- What to work on: Sort through the entries below and pull out lines containing the word "month".

- Data rows:
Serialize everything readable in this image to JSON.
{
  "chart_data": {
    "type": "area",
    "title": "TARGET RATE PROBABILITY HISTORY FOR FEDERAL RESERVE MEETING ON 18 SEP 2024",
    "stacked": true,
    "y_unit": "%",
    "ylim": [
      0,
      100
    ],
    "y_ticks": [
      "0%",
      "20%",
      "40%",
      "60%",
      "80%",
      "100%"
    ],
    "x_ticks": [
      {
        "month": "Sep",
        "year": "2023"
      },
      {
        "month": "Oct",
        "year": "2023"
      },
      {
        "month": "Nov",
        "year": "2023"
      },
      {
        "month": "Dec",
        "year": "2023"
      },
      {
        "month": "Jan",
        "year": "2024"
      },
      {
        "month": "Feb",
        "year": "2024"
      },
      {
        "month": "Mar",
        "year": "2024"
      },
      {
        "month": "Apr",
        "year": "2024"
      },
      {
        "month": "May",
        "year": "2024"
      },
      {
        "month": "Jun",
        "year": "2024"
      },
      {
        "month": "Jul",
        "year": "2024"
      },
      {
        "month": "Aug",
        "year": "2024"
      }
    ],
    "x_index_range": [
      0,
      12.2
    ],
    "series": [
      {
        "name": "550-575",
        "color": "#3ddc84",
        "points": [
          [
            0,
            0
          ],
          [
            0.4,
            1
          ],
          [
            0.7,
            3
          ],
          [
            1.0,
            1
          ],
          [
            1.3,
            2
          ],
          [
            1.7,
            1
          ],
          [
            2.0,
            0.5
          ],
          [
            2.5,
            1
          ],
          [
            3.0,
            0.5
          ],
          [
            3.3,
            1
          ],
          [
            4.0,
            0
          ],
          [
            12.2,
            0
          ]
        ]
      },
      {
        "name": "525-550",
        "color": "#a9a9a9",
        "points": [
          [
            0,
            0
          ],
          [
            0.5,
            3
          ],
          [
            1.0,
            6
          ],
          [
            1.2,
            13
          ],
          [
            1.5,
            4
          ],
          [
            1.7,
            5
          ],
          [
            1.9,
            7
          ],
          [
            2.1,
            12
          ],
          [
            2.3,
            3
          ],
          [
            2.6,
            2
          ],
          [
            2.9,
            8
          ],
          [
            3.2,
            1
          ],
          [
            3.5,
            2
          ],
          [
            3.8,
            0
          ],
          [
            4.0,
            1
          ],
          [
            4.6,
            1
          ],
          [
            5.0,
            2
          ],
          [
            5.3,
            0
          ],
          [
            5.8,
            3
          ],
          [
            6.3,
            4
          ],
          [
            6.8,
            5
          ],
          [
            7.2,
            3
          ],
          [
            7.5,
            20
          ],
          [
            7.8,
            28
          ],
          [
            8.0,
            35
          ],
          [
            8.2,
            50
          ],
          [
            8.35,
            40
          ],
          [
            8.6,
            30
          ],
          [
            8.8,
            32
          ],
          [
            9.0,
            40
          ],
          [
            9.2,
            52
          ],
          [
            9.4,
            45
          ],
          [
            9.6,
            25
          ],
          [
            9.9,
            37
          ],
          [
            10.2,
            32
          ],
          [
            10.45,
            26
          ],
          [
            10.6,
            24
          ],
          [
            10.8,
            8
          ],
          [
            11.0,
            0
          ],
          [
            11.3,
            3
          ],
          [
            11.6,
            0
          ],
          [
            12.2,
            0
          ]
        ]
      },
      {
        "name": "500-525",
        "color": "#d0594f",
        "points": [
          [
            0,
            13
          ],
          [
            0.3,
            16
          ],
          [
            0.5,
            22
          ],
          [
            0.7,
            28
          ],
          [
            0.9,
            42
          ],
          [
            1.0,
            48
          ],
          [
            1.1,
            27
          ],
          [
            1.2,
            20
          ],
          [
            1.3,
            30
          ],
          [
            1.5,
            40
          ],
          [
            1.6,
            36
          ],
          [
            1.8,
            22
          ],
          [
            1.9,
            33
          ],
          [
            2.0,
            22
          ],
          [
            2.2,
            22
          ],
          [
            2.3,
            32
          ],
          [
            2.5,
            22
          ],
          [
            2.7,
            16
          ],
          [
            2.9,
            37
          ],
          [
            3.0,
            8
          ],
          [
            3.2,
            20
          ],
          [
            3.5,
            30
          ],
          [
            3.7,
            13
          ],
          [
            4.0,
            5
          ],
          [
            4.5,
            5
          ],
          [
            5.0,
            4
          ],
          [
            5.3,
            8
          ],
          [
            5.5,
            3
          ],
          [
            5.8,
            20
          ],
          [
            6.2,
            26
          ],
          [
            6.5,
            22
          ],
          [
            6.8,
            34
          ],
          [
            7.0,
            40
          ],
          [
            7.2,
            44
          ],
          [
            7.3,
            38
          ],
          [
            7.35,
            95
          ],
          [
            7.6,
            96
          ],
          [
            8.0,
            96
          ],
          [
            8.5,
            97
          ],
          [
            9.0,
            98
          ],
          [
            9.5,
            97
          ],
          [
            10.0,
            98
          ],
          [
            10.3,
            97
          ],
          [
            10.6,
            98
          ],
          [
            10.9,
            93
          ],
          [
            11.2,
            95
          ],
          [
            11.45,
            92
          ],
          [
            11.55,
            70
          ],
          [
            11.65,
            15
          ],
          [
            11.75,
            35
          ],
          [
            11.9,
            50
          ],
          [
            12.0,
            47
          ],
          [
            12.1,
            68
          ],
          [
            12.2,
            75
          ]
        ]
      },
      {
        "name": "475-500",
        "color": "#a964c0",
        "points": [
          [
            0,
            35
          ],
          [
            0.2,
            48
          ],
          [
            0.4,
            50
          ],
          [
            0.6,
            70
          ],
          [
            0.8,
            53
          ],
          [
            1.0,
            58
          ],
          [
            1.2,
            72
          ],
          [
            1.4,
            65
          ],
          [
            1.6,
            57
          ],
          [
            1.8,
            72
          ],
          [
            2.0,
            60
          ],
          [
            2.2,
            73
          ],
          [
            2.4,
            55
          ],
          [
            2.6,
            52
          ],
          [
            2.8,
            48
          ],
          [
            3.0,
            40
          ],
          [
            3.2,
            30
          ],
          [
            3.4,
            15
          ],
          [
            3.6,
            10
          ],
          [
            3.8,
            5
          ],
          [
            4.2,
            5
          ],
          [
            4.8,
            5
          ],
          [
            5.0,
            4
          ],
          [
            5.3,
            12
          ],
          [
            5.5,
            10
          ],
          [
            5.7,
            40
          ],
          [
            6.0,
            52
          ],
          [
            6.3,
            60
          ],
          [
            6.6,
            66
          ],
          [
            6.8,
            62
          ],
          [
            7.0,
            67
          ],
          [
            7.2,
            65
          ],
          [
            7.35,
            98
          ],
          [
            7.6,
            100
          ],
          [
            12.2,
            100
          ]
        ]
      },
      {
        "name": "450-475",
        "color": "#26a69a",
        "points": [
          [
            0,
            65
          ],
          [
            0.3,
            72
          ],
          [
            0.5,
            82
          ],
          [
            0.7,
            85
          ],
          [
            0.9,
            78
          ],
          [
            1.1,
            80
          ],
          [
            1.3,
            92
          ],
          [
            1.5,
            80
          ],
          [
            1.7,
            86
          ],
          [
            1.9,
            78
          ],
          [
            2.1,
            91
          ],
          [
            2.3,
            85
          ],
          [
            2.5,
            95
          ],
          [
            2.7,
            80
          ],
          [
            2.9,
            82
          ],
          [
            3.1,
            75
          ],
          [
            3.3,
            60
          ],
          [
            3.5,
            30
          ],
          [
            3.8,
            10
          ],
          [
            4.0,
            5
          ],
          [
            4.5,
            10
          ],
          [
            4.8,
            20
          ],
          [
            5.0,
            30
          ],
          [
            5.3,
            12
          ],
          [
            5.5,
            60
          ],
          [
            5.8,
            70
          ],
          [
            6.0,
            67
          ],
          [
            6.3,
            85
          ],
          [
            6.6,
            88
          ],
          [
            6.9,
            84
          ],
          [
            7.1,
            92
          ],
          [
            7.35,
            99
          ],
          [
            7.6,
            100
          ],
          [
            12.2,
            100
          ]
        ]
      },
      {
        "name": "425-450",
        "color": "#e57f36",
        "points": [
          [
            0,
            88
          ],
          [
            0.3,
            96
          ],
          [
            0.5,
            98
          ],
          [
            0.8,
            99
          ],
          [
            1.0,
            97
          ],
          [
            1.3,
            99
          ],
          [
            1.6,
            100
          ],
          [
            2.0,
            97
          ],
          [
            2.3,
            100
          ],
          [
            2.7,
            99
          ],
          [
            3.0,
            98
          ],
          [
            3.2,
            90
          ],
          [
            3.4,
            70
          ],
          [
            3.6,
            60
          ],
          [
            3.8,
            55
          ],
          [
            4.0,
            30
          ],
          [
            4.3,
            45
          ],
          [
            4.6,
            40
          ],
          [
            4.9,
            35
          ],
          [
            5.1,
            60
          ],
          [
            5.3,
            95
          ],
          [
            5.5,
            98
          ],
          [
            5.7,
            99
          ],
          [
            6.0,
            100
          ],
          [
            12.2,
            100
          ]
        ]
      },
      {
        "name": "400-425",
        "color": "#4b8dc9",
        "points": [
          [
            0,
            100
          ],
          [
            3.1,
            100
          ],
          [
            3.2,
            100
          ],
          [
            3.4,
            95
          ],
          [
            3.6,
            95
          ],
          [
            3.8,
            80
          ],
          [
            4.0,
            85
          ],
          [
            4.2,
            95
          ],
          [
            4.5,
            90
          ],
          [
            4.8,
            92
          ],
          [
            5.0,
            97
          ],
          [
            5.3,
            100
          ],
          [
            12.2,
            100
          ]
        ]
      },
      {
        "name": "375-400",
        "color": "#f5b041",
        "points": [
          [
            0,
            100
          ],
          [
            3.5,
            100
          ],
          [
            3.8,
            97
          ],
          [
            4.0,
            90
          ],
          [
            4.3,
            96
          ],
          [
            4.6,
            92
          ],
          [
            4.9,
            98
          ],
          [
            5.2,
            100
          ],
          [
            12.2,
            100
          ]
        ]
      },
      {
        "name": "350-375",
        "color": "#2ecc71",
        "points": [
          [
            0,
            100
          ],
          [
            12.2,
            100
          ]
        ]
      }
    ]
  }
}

- The answer:
        "month": "Sep",
        "month": "Oct",
        "month": "Nov",
        "month": "Dec",
        "month": "Jan",
        "month": "Feb",
        "month": "Mar",
        "month": "Apr",
        "month": "May",
        "month": "Jun",
        "month": "Jul",
        "month": "Aug",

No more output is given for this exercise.